**Dataset records**
Start

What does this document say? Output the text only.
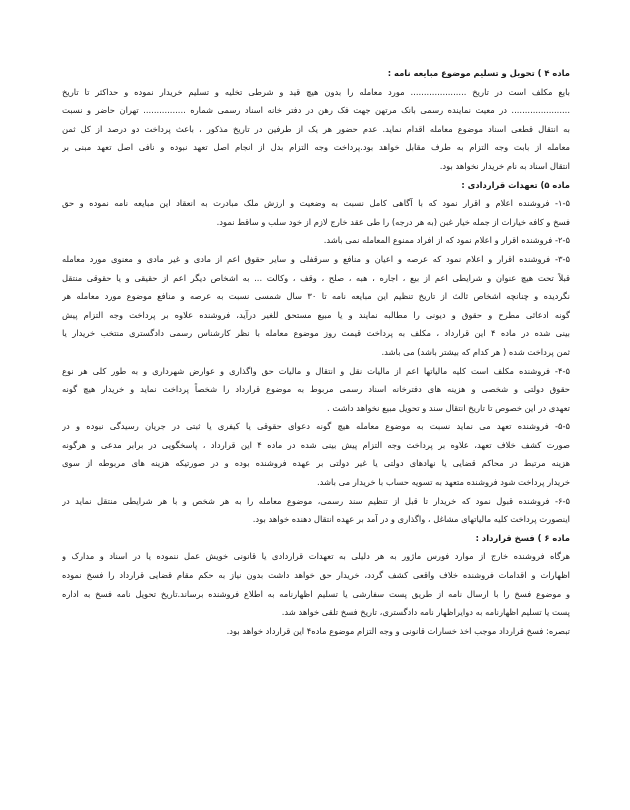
ماده ۴ ) تحویل و تسلیم موضوع مبایعه نامه :
بایع مکلف است در تاریخ ..................... مورد معامله را بدون هیچ قید و شرطی تخلیه و تسلیم خریدار نموده و حداکثر تا تاریخ
...................... در معیت نماینده رسمی بانک مرتهن جهت فک رهن در دفتر خانه اسناد رسمی شماره ................ تهران حاضر و نسبت
به انتقال قطعی اسناد موضوع معامله اقدام نماید. عدم حضور هر یک از طرفین در تاریخ مذکور ، باعث پرداخت دو درصد از کل ثمن
معامله از بابت وجه التزام به طرف مقابل خواهد بود.پرداخت وجه التزام بدل از انجام اصل تعهد نبوده و نافی اصل تعهد مبنی بر
انتقال اسناد به نام خریدار نخواهد بود.
ماده ۵) تعهدات قراردادی :
۱-۵- فروشنده اعلام و اقرار نمود که با آگاهی کامل نسبت به وضعیت و ارزش ملک مبادرت به انعقاد این مبایعه نامه نموده و حق
فسخ و کافه خیارات از جمله خیار غبن (به هر درجه) را طی عقد خارج لازم از خود سلب و ساقط نمود.
۲-۵- فروشنده اقرار و اعلام نمود که از افراد ممنوع المعامله نمی باشد.
۳-۵- فروشنده اقرار و اعلام نمود که عرصه و اعیان و منافع و سرقفلی و سایر حقوق اعم از مادی و غیر مادی و معنوی مورد معامله
قبلاً تحت هیچ عنوان و شرایطی اعم از بیع ، اجاره ، هبه ، صلح ، وقف ، وکالت ... به اشخاص دیگر اعم از حقیقی و یا حقوقی منتقل
نگردیده و چنانچه اشخاص ثالث از تاریخ تنظیم این مبایعه نامه تا ۳۰ سال شمسی نسبت به عرصه و منافع موضوع مورد معامله هر
گونه ادعائی مطرح و حقوق و دیونی را مطالبه نمایند و یا مبیع مستحق للغیر درآید، فروشنده علاوه بر پرداخت وجه التزام پیش
بینی شده در ماده ۴ این قرارداد ، مکلف به پرداخت قیمت روز موضوع معامله با نظر کارشناس رسمی دادگستری منتخب خریدار یا
ثمن پرداخت شده ( هر کدام که بیشتر باشد) می باشد.
۴-۵- فروشنده مکلف است کلیه مالیاتها اعم از مالیات نقل و انتقال و مالیات حق واگذاری و عوارض شهرداری و به طور کلی هر نوع
حقوق دولتی و شخصی و هزینه های دفترخانه اسناد رسمی مربوط به موضوع قرارداد را شخصاً پرداخت نماید و خریدار هیچ گونه
تعهدی در این خصوص تا تاریخ انتقال سند و تحویل مبیع نخواهد داشت .
۵-۵- فروشنده تعهد می نماید نسبت به موضوع معامله هیچ گونه دعوای حقوقی یا کیفری یا ثبتی در جریان رسیدگی نبوده و در
صورت کشف خلاف تعهد، علاوه بر پرداخت وجه التزام پیش بینی شده در ماده ۴ این قرارداد ، پاسخگویی در برابر مدعی و هرگونه
هزینه مرتبط در محاکم قضایی یا نهادهای دولتی یا غیر دولتی بر عهده فروشنده بوده و در صورتیکه هزینه های مربوطه از سوی
خریدار پرداخت شود فروشنده متعهد به تسویه حساب با خریدار می باشد.
۶-۵- فروشنده قبول نمود که خریدار تا قبل از تنظیم سند رسمی، موضوع معامله را به هر شخص و با هر شرایطی منتقل نماید در
اینصورت پرداخت کلیه مالیاتهای مشاغل ، واگذاری و در آمد بر عهده انتقال دهنده خواهد بود.
ماده ۶ ) فسخ قرارداد :
هرگاه فروشنده خارج از موارد فورس ماژور به هر دلیلی به تعهدات قراردادی یا قانونی خویش عمل ننموده یا در اسناد و مدارک و
اظهارات و اقدامات فروشنده خلاف واقعی کشف گردد، خریدار حق خواهد داشت بدون نیاز به حکم مقام قضایی قرارداد را فسخ نموده
و موضوع فسخ را با ارسال نامه از طریق پست سفارشی یا تسلیم اظهارنامه به اطلاع فروشنده برساند.تاریخ تحویل نامه فسخ به اداره
پست یا تسلیم اظهارنامه به دوایراظهار نامه دادگستری، تاریخ فسخ تلقی خواهد شد.
تبصره: فسخ قرارداد موجب اخذ خسارات قانونی و وجه التزام موضوع ماده۴ این قرارداد خواهد بود.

End

From the data above, copy each line that has the string "نبوده".

معامله از بابت وجه التزام به طرف مقابل خواهد بود.پرداخت وجه التزام بدل از انجام اصل تعهد نبوده و نافی اصل تعهد مبنی بر
۵-۵- فروشنده تعهد می نماید نسبت به موضوع معامله هیچ گونه دعوای حقوقی یا کیفری یا ثبتی در جریان رسیدگی نبوده و در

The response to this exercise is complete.